● Provided data
※ ※ ※
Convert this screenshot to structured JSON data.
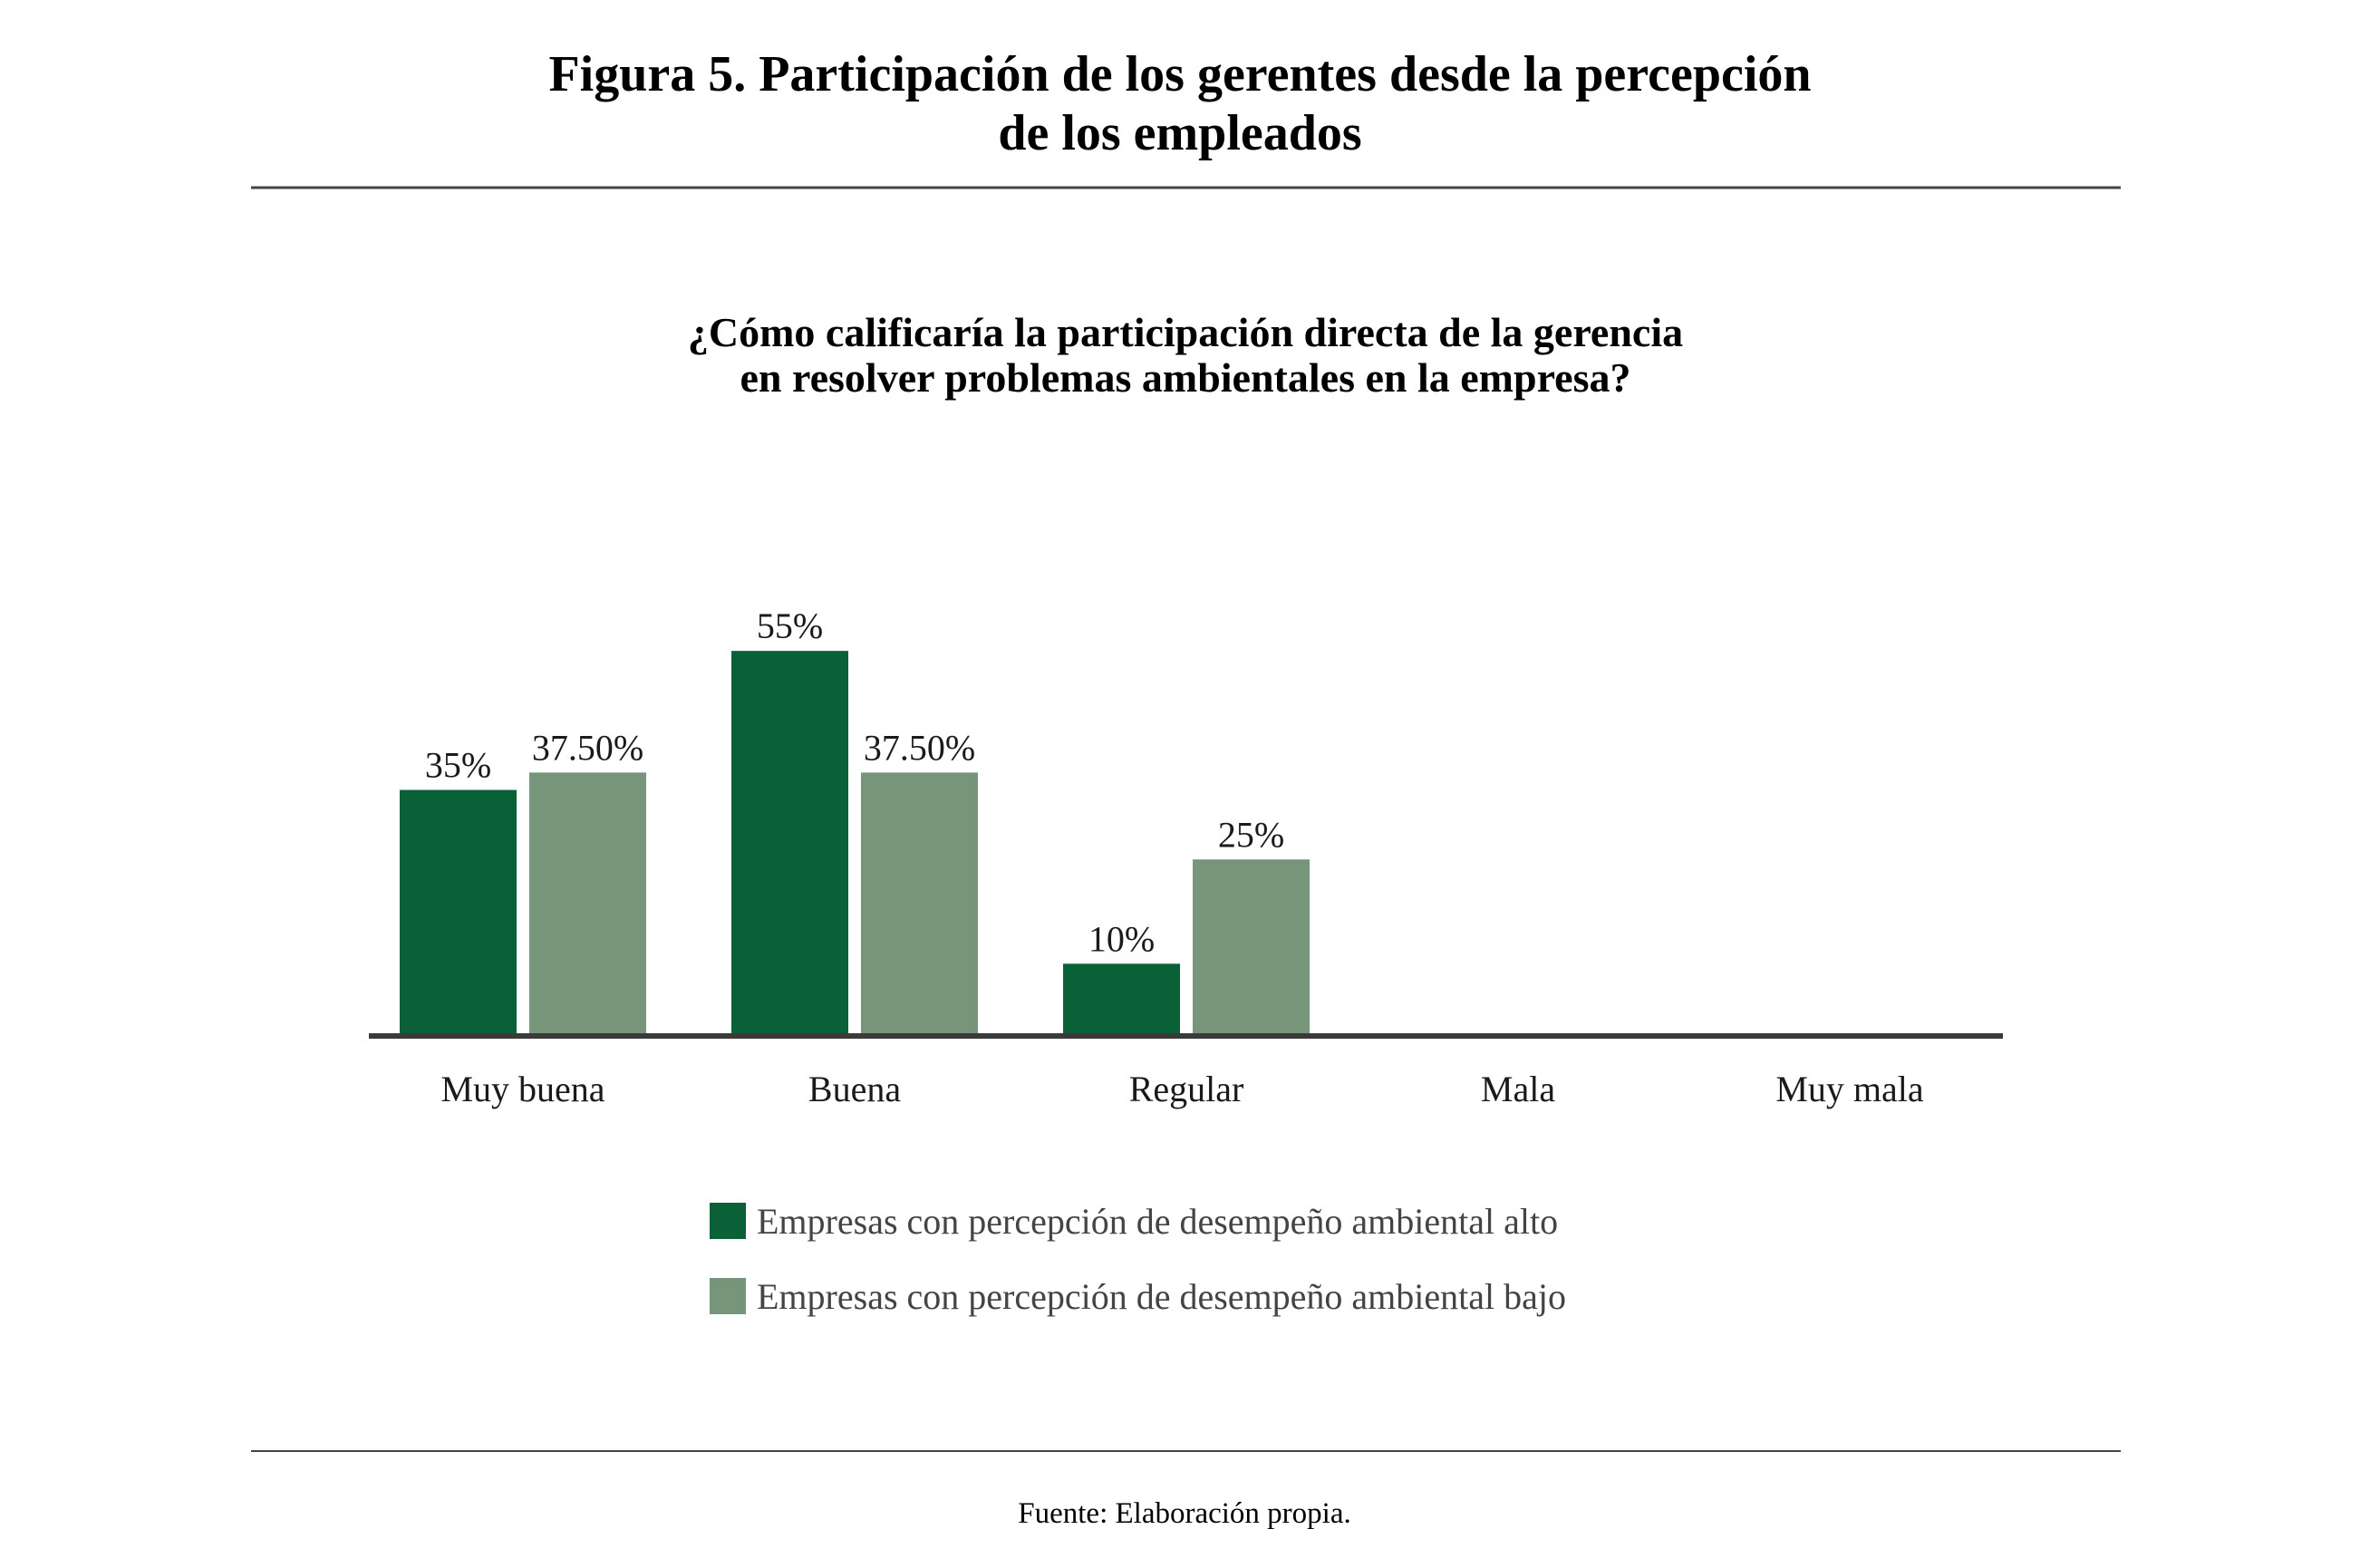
{
  "figure": {
    "title_line1": "Figura 5. Participación de los gerentes desde la percepción",
    "title_line2": "de los empleados",
    "source": "Fuente: Elaboración propia."
  },
  "chart_data": {
    "type": "bar",
    "title_line1": "¿Cómo calificaría la participación directa de la gerencia",
    "title_line2": "en resolver problemas ambientales en la empresa?",
    "categories": [
      "Muy buena",
      "Buena",
      "Regular",
      "Mala",
      "Muy mala"
    ],
    "series": [
      {
        "name": "Empresas con percepción de desempeño ambiental alto",
        "color": "#0b6137",
        "values": [
          35,
          55,
          10,
          null,
          null
        ],
        "labels": [
          "35%",
          "55%",
          "10%",
          "",
          ""
        ]
      },
      {
        "name": "Empresas con percepción de desempeño ambiental bajo",
        "color": "#76957a",
        "values": [
          37.5,
          37.5,
          25,
          null,
          null
        ],
        "labels": [
          "37.50%",
          "37.50%",
          "25%",
          "",
          ""
        ]
      }
    ],
    "ylim": [
      0,
      60
    ],
    "grid": false,
    "legend_position": "bottom"
  }
}
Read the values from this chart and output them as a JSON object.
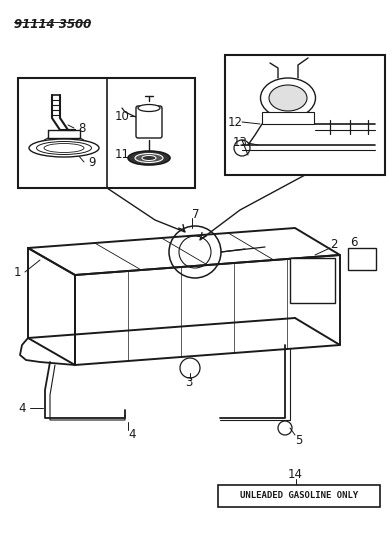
{
  "title": "91114 3500",
  "background_color": "#ffffff",
  "line_color": "#1a1a1a",
  "fig_width": 3.92,
  "fig_height": 5.33,
  "dpi": 100,
  "unleaded_text": "UNLEADED GASOLINE ONLY"
}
※ ※ ※
Using the records given above, list every line that includes the word "Empresas".

● Written reply
        "name": "Empresas con percepción de desempeño ambiental alto",
        "name": "Empresas con percepción de desempeño ambiental bajo",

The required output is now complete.